**Task directions**
Output each entry verbatim and exclude every picture from it.

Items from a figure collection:
<<<<

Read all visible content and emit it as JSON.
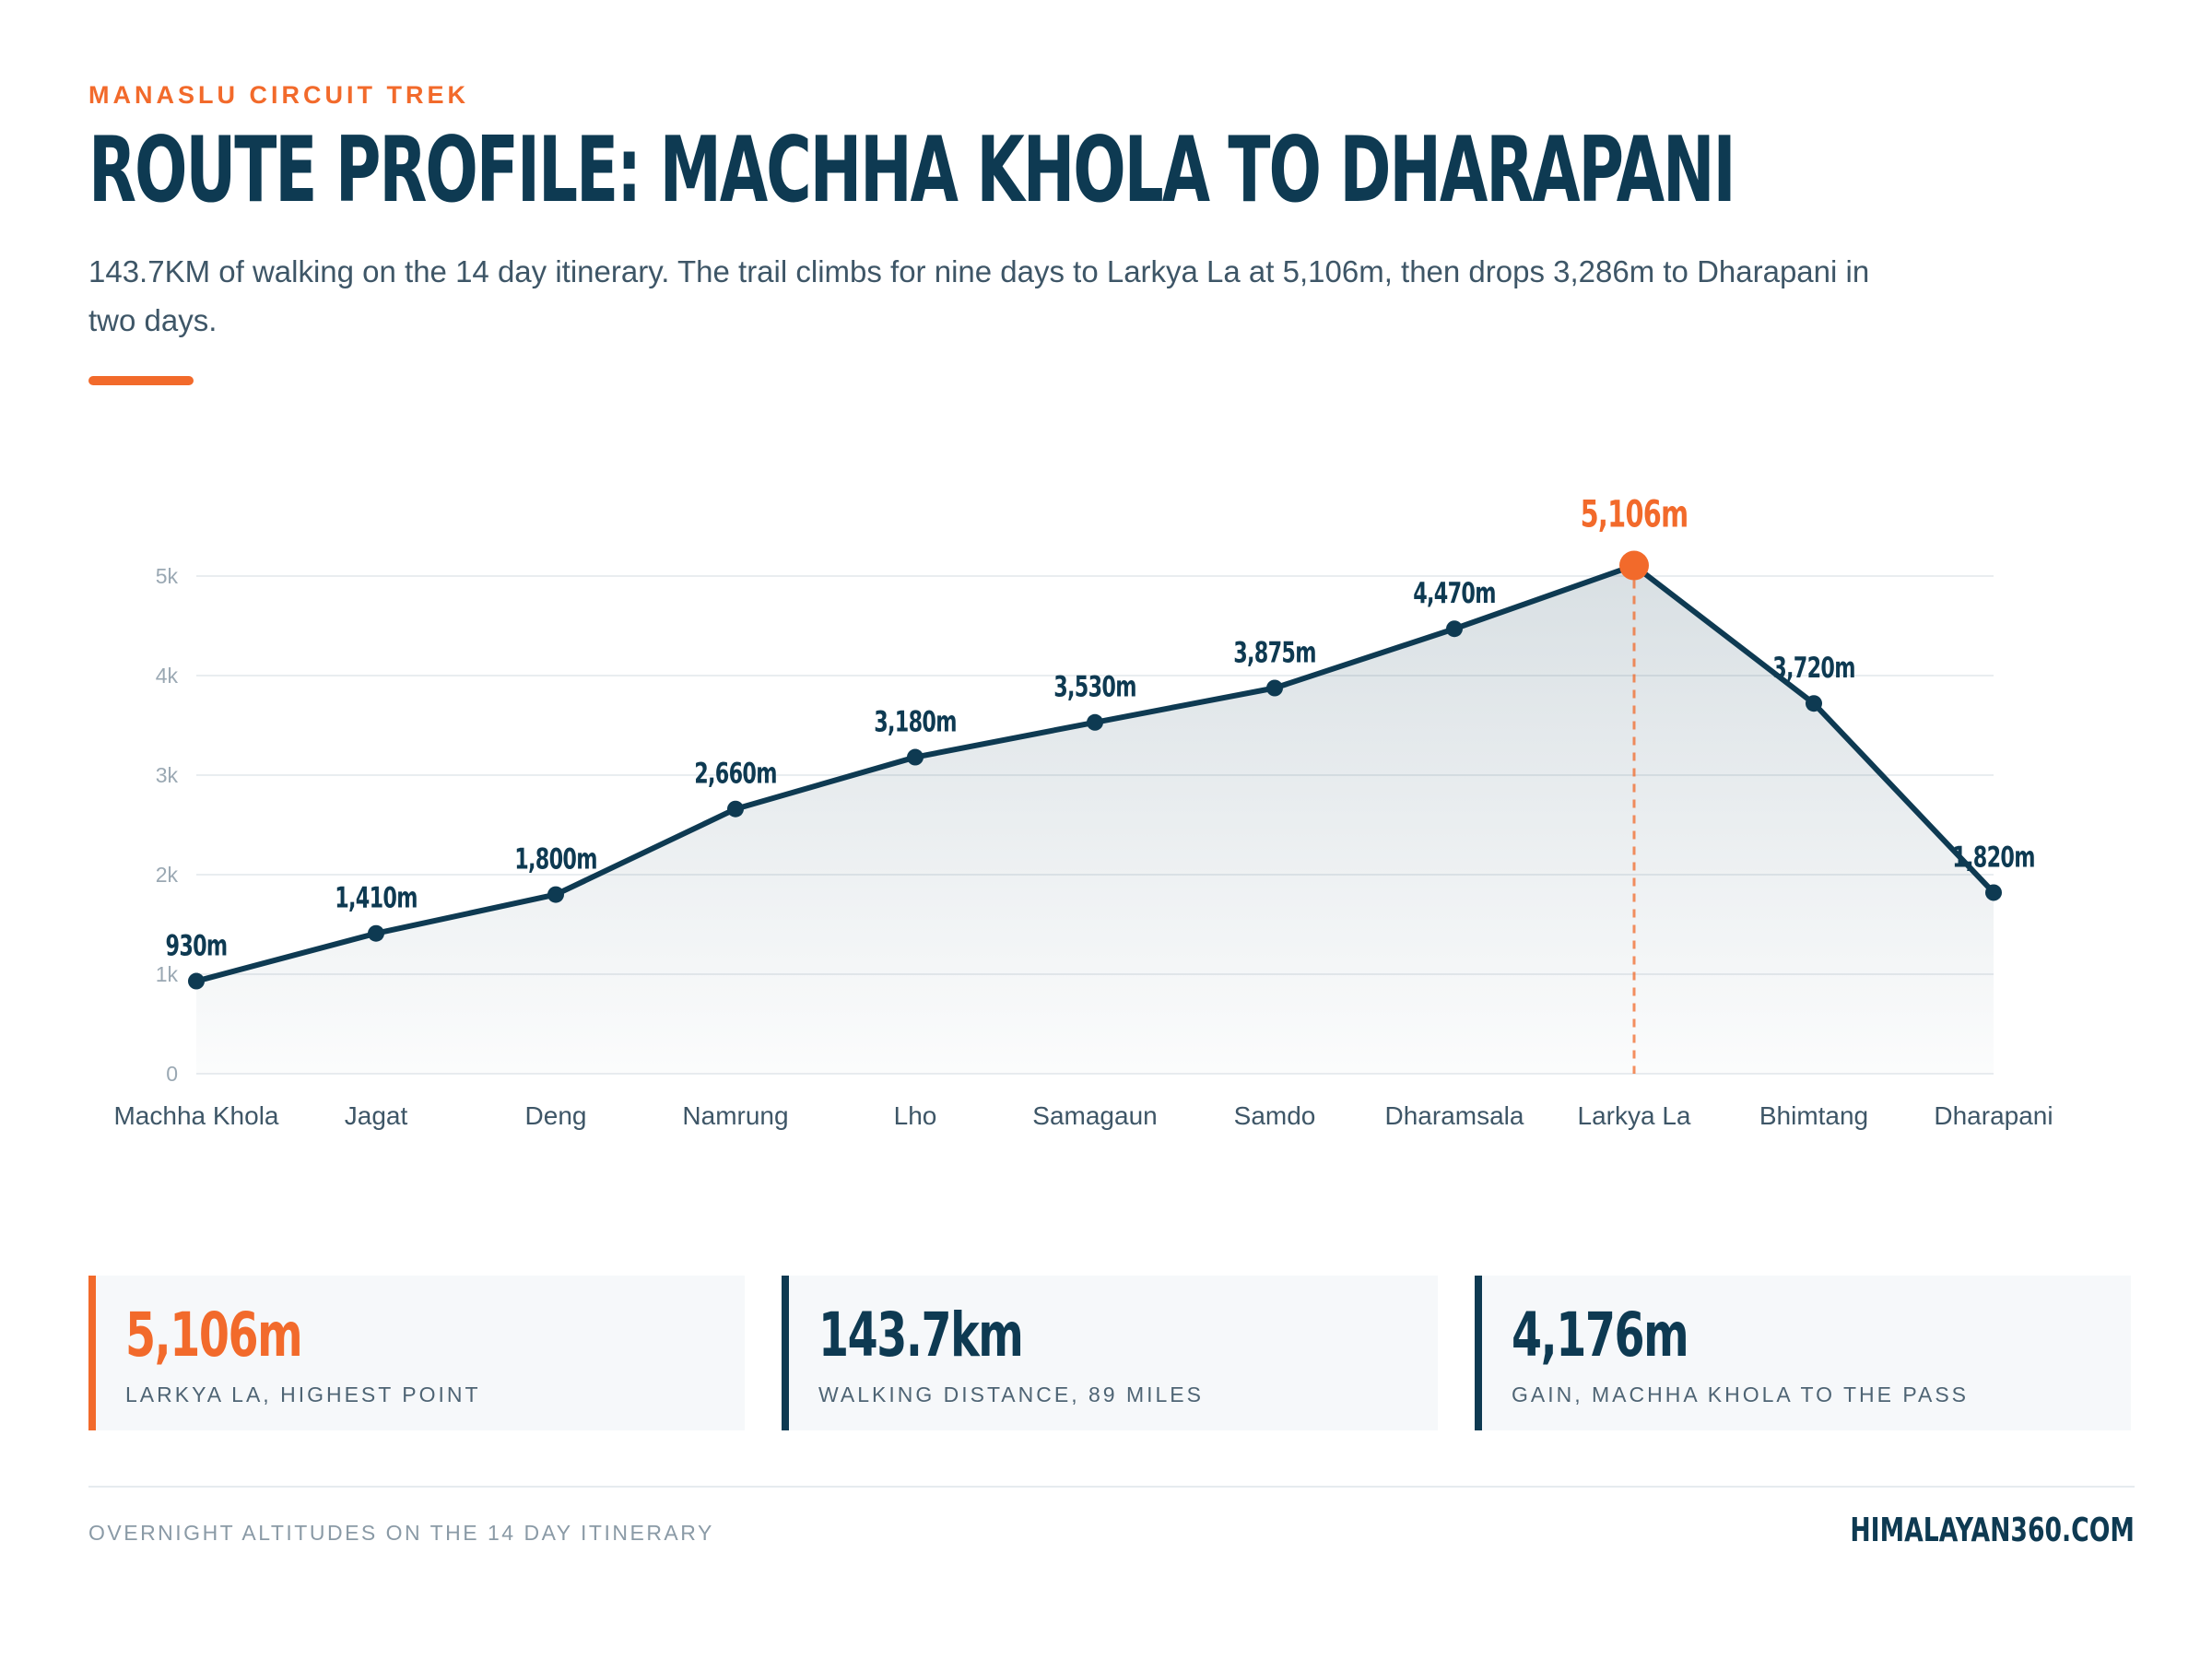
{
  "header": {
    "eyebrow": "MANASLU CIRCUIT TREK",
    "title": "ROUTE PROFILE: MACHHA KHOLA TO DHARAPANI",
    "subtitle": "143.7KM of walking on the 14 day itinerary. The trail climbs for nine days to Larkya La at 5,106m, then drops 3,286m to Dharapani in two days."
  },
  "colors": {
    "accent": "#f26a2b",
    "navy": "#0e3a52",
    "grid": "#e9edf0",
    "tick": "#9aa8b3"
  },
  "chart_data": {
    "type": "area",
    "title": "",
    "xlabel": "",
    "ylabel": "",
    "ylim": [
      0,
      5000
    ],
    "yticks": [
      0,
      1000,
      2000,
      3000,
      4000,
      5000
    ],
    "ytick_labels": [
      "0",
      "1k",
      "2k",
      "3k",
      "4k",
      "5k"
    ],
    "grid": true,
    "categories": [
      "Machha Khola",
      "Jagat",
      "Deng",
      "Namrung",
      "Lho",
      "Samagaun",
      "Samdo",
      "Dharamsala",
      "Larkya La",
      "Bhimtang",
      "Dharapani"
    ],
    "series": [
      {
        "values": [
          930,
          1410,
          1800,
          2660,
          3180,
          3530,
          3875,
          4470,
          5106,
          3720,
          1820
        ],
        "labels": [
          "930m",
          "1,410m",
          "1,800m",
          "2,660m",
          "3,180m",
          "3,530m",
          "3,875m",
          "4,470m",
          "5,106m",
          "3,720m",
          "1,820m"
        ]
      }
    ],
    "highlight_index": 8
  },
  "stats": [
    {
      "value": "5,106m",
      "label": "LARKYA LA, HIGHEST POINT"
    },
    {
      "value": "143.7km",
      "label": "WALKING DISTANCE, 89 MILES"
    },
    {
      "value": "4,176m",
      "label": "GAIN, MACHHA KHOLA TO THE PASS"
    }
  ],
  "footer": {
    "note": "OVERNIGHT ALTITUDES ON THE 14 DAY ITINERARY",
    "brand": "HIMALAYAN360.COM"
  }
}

>>>>

**Solution for this exercise**
Read all visible content and emit it as JSON.
{
  "header": {
    "eyebrow": "MANASLU CIRCUIT TREK",
    "title": "ROUTE PROFILE: MACHHA KHOLA TO DHARAPANI",
    "subtitle": "143.7KM of walking on the 14 day itinerary. The trail climbs for nine days to Larkya La at 5,106m, then drops 3,286m to Dharapani in two days."
  },
  "colors": {
    "accent": "#f26a2b",
    "navy": "#0e3a52",
    "grid": "#e9edf0",
    "tick": "#9aa8b3"
  },
  "chart_data": {
    "type": "area",
    "title": "",
    "xlabel": "",
    "ylabel": "",
    "ylim": [
      0,
      5000
    ],
    "yticks": [
      0,
      1000,
      2000,
      3000,
      4000,
      5000
    ],
    "ytick_labels": [
      "0",
      "1k",
      "2k",
      "3k",
      "4k",
      "5k"
    ],
    "grid": true,
    "categories": [
      "Machha Khola",
      "Jagat",
      "Deng",
      "Namrung",
      "Lho",
      "Samagaun",
      "Samdo",
      "Dharamsala",
      "Larkya La",
      "Bhimtang",
      "Dharapani"
    ],
    "series": [
      {
        "values": [
          930,
          1410,
          1800,
          2660,
          3180,
          3530,
          3875,
          4470,
          5106,
          3720,
          1820
        ],
        "labels": [
          "930m",
          "1,410m",
          "1,800m",
          "2,660m",
          "3,180m",
          "3,530m",
          "3,875m",
          "4,470m",
          "5,106m",
          "3,720m",
          "1,820m"
        ]
      }
    ],
    "highlight_index": 8
  },
  "stats": [
    {
      "value": "5,106m",
      "label": "LARKYA LA, HIGHEST POINT"
    },
    {
      "value": "143.7km",
      "label": "WALKING DISTANCE, 89 MILES"
    },
    {
      "value": "4,176m",
      "label": "GAIN, MACHHA KHOLA TO THE PASS"
    }
  ],
  "footer": {
    "note": "OVERNIGHT ALTITUDES ON THE 14 DAY ITINERARY",
    "brand": "HIMALAYAN360.COM"
  }
}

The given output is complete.